→ **Exercise task**:
Search the data for the word "text" and copy every line where it occurs.

→ **Exercise data**:
★ ★ ★

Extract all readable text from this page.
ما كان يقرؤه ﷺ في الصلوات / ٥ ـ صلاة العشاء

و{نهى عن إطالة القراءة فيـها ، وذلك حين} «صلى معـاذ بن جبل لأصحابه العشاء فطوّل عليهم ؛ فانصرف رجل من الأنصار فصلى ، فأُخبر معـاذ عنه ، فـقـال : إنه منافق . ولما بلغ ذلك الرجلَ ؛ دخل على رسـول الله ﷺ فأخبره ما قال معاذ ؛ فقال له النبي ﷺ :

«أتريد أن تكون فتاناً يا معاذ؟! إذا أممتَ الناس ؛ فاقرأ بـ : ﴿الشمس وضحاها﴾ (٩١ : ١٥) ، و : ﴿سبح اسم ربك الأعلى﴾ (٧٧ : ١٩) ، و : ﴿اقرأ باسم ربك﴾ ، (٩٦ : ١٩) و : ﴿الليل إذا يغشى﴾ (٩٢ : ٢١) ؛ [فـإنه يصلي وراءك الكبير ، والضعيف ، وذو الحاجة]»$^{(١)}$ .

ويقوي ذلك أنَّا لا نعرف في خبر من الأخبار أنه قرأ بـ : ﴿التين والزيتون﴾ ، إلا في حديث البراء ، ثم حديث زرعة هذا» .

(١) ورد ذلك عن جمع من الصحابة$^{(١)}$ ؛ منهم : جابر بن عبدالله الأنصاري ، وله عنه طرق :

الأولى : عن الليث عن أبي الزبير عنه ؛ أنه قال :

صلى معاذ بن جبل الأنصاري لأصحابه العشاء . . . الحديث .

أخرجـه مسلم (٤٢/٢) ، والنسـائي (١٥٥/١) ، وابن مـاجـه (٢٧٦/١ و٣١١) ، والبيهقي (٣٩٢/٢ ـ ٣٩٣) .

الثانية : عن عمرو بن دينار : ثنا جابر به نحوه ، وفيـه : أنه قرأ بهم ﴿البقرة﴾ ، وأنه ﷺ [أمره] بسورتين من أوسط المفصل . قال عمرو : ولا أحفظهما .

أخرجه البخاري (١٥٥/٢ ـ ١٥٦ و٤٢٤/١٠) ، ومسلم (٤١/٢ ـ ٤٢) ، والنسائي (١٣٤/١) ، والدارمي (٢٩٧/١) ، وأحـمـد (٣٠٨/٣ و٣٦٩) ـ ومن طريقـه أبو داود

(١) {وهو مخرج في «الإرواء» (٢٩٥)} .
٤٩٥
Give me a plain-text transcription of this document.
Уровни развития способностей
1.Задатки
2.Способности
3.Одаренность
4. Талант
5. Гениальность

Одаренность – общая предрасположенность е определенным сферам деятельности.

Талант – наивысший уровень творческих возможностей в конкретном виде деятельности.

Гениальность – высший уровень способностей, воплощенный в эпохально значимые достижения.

★ ★ ★

→ **Output below**:
Extract all readable text from this page.
Give me a plain-text transcription of this document.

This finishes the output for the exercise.